• [SET PROBLEM]:
Report, as a bare number, how many lines hold "واجلہ".

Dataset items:
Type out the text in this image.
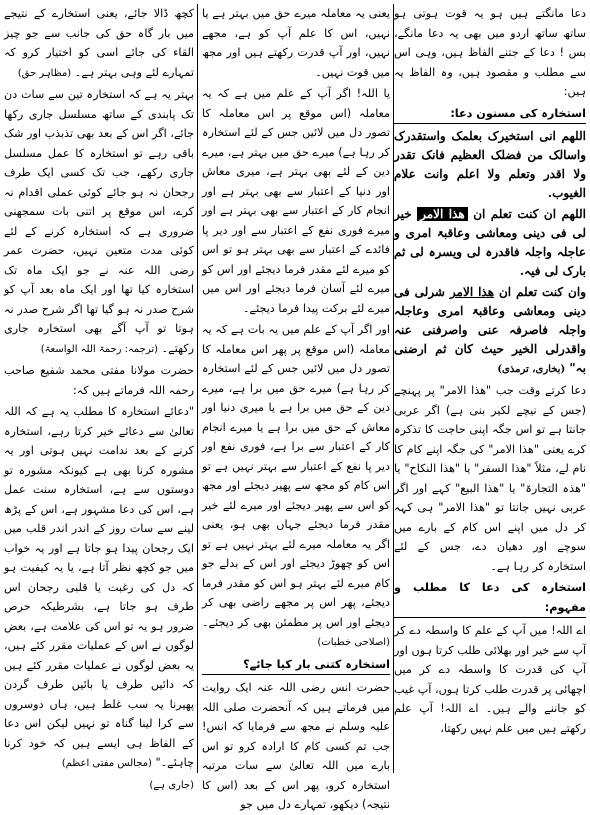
دعا مانگتے ہیں ہو یہ قوت ہوتی ہو ساتھ ساتھ اردو میں بھی یہ دعا مانگے، بس ! دعا کے جتنے الفاظ ہیں، وہی اس سے مطلب و مقصود ہیں، وہ الفاظ یہ ہیں:
استخارہ کی مسنون دعا:
اللھم انی استخیرک بعلمک واستقدرک واسالک من فضلک العظیم فانک تقدر ولا اقدر وتعلم ولا اعلم وانت علام الغیوب.
اللھم ان کنت تعلم ان ھذا الامر خیر لی فی دینی ومعاشی وعاقبۃ امری و عاجلہ واجلہ فاقدرہ لی ویسرہ لی ثم بارک لی فیہ.
وان کنت تعلم ان ھذا الامر شرلی فی دینی ومعاشی وعاقبۃ امری وعاجلہ واجلہ فاصرفہ عنی واصرفنی عنہ واقدرلی الخیر حیث کان ثم ارضنی بہ" (بخاری، ترمذی)
دعا کرتے وقت جب "ھذا الامر" پر پہنچے (جس کے نیچے لکیر بنی ہے) اگر عربی جانتا ہے تو اس جگہ اپنی حاجت کا تذکرہ کرے یعنی "ھذا الامر" کی جگہ اپنے کام کا نام لے، مثلاً "ھذا السفر" یا "ھذا النکاح" یا "ھذہ التجارۃ" یا "ھذا البیع" کہے اور اگر عربی نہیں جانتا تو "ھذا الامر" ہی کہہ کر دل میں اپنے اس کام کے بارے میں سوچے اور دھیان دے، جس کے لئے استخارہ کر رہا ہے۔
استخارہ کی دعا کا مطلب و مفہوم:
اے اللہ! میں آپ کے علم کا واسطہ دے کر آپ سے خیر اور بھلائی طلب کرتا ہوں اور آپ کی قدرت کا واسطہ دے کر میں اچھائی پر قدرت طلب کرتا ہوں، آپ غیب کو جاننے والے ہیں۔ اے اللہ! آپ علم رکھتے ہیں میں علم نہیں رکھتا،
یعنی یہ معاملہ میرے حق میں بہتر ہے یا نہیں، اس کا علم آپ کو ہے، مجھے نہیں، اور آپ قدرت رکھتے ہیں اور مجھ میں قوت نہیں۔
یا اللہ! اگر آپ کے علم میں ہے کہ یہ معاملہ (اس موقع پر اس معاملہ کا تصور دل میں لائیں جس کے لئے استخارہ کر رہا ہے) میرے حق میں بہتر ہے، میرے دین کے لئے بھی بہتر ہے، میری معاش اور دنیا کے اعتبار سے بھی بہتر ہے اور انجام کار کے اعتبار سے بھی بہتر ہے اور میرے فوری نفع کے اعتبار سے اور دیر پا فائدے کے اعتبار سے بھی بہتر ہو تو اس کو میرے لئے مقدر فرما دیجئے اور اس کو میرے لئے آسان فرما دیجئے اور اس میں میرے لئے برکت پیدا فرما دیجئے۔
اور اگر آپ کے علم میں یہ بات ہے کہ یہ معاملہ (اس موقع پر پھر اس معاملہ کا تصور دل میں لائیں جس کے لئے استخارہ کر رہا ہے) میرے حق میں برا ہے، میرے دین کے حق میں برا ہے یا میری دنیا اور معاش کے حق میں برا ہے یا میرے انجام کار کے اعتبار سے برا ہے، فوری نفع اور دیر پا نفع کے اعتبار سے بہتر نہیں ہے تو اس کام کو مجھ سے پھیر دیجئے اور مجھ کو اس سے پھیر دیجئے اور میرے لئے خیر مقدر فرما دیجئے جہاں بھی ہو، یعنی اگر یہ معاملہ میرے لئے بہتر نہیں ہے تو اس کو چھوڑ دیجئے اور اس کے بدلے جو کام میرے لئے بہتر ہو اس کو مقدر فرما دیجئے، پھر اس پر مجھے راضی بھی کر دیجئے اور اس پر مطمئن بھی کر دیجئے۔ (اصلاحی خطبات)
استخارہ کتنی بار کیا جائے؟
حضرت انس رضی اللہ عنہ ایک روایت میں فرماتے ہیں کہ آنحضرت صلی اللہ علیہ وسلم نے مجھ سے فرمایا کہ انس! جب تم کسی کام کا ارادہ کرو تو اس بارے میں اللہ تعالیٰ سے سات مرتبہ استخارہ کرو، پھر اس کے بعد (اس کا نتیجہ) دیکھو، تمہارے دل میں جو
کچھ ڈالا جائے، یعنی استخارے کے نتیجے میں بار گاہ حق کی جانب سے جو چیز القاء کی جائے اسی کو اختیار کرو کہ تمہارے لئے وہی بہتر ہے۔ (مظاہر حق)
بہتر یہ ہے کہ استخارہ تین سے سات دن تک پابندی کے ساتھ مسلسل جاری رکھا جائے، اگر اس کے بعد بھی تذبذب اور شک باقی رہے تو استخارہ کا عمل مسلسل جاری رکھے، جب تک کسی ایک طرف رجحان نہ ہو جائے کوئی عملی اقدام نہ کرے، اس موقع پر اتنی بات سمجھنی ضروری ہے کہ استخارہ کرنے کے لئے کوئی مدت متعین نہیں، حضرت عمر رضی اللہ عنہ نے جو ایک ماہ تک استخارہ کیا تھا اور ایک ماہ بعد آپ کو شرح صدر نہ ہو گیا تھا اگر شرح صدر نہ ہوتا تو آپ آگے بھی استخارہ جاری رکھتے۔ (ترجمہ: رحمۃ اللہ الواسعۃ)
حضرت مولانا مفتی محمد شفیع صاحب رحمہ اللہ فرماتے ہیں کہ:
"دعائے استخارہ کا مطلب یہ ہے کہ اللہ تعالیٰ سے دعائے خیر کرتا رہے، استخارہ کرنے کے بعد ندامت نہیں ہوتی اور یہ مشورہ کرنا بھی ہے کیونکہ مشورہ تو دوستوں سے ہے، استخارہ سنت عمل ہے، اس کی دعا مشہور ہے، اس کے پڑھ لینے سے سات روز کے اندر اندر قلب میں ایک رجحان پیدا ہو جاتا ہے اور یہ خواب میں جو کچھ نظر آتا ہے، یا یہ کیفیت ہو کہ دل کی رغبت یا قلبی رجحان اس طرف ہو جاتا ہے، بشرطیکہ حرص ضرور ہو یہ تو اس کی علامت ہے، بعض لوگوں نے اس کے عملیات مقرر کئے ہیں، یہ بعض لوگوں نے عملیات مقرر کئے ہیں کہ دائیں طرف یا بائیں طرف گردن پھیرنا یہ سب غلط ہیں، ہاں دوسروں سے کرا لینا گناہ تو نہیں لیکن اس دعا کے الفاظ ہی ایسے ہیں کہ خود کرنا چاہئے۔" (مجالس مفتی اعظم)
(جاری ہے)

• [EXERCISE SOLUTION]:
2